— Start —
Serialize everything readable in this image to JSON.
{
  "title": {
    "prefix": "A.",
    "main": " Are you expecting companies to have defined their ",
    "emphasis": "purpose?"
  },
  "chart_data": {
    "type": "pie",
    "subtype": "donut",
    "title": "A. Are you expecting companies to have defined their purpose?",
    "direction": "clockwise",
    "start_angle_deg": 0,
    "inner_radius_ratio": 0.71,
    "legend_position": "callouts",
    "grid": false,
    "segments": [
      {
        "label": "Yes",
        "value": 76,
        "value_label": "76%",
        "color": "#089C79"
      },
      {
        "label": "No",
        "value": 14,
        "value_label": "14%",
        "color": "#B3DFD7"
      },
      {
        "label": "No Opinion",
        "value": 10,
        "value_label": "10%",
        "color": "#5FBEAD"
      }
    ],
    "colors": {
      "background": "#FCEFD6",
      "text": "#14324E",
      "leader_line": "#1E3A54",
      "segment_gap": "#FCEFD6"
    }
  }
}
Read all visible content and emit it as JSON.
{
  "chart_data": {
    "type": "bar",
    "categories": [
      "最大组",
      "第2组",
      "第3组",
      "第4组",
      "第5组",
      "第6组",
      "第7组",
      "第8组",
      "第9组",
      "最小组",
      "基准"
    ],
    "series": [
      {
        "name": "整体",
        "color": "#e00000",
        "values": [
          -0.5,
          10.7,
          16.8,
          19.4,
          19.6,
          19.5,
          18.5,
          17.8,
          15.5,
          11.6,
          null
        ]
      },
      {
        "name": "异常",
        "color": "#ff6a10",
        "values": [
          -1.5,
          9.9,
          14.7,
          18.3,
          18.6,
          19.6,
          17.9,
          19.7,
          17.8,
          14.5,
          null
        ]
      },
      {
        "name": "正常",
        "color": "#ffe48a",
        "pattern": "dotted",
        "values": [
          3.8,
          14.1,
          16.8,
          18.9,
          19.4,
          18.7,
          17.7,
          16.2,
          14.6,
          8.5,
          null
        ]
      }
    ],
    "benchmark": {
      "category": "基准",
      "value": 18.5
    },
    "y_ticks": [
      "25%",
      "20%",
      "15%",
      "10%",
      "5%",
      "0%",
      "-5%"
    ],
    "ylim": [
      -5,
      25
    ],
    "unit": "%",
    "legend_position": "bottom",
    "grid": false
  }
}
— End —
— Start —
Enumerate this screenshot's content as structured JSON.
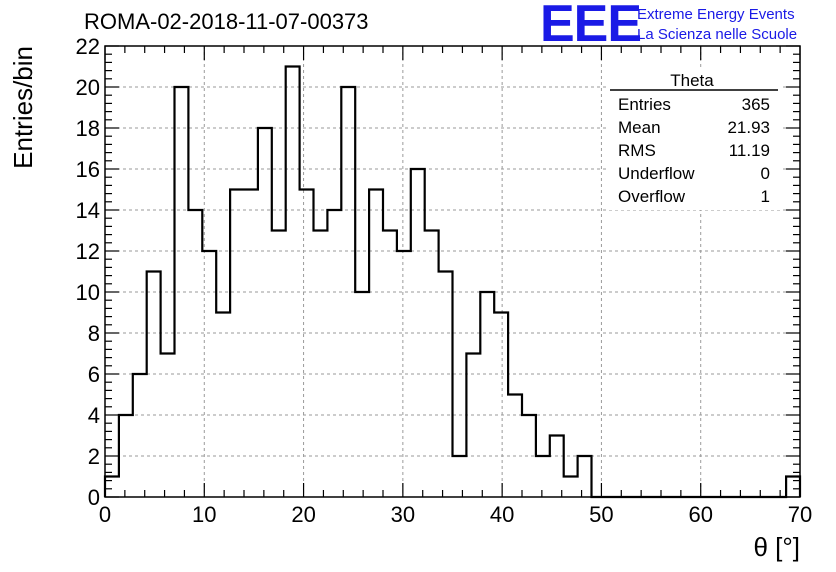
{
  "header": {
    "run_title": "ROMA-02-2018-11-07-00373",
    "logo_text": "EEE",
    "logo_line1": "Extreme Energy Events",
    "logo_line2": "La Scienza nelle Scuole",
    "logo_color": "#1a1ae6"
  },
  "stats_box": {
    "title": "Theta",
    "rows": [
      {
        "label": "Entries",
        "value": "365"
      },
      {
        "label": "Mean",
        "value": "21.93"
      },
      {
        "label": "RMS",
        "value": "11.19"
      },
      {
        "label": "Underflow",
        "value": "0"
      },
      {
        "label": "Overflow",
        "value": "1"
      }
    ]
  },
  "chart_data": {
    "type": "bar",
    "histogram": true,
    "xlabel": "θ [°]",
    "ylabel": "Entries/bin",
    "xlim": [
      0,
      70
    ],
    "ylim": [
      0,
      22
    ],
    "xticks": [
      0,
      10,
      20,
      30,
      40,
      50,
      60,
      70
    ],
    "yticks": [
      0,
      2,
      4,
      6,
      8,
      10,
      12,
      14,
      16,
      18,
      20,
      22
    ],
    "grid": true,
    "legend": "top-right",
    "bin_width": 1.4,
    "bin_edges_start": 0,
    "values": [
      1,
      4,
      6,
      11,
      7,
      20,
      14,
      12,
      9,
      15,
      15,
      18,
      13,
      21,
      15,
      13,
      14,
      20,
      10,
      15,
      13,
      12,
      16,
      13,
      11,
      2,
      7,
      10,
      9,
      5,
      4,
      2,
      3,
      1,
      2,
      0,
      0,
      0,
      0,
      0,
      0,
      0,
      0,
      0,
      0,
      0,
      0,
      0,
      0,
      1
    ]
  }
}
— End —
Reproduce each line holding the word "companies".

**Output**
    "main": " Are you expecting companies to have defined their ",
    "title": "A. Are you expecting companies to have defined their purpose?",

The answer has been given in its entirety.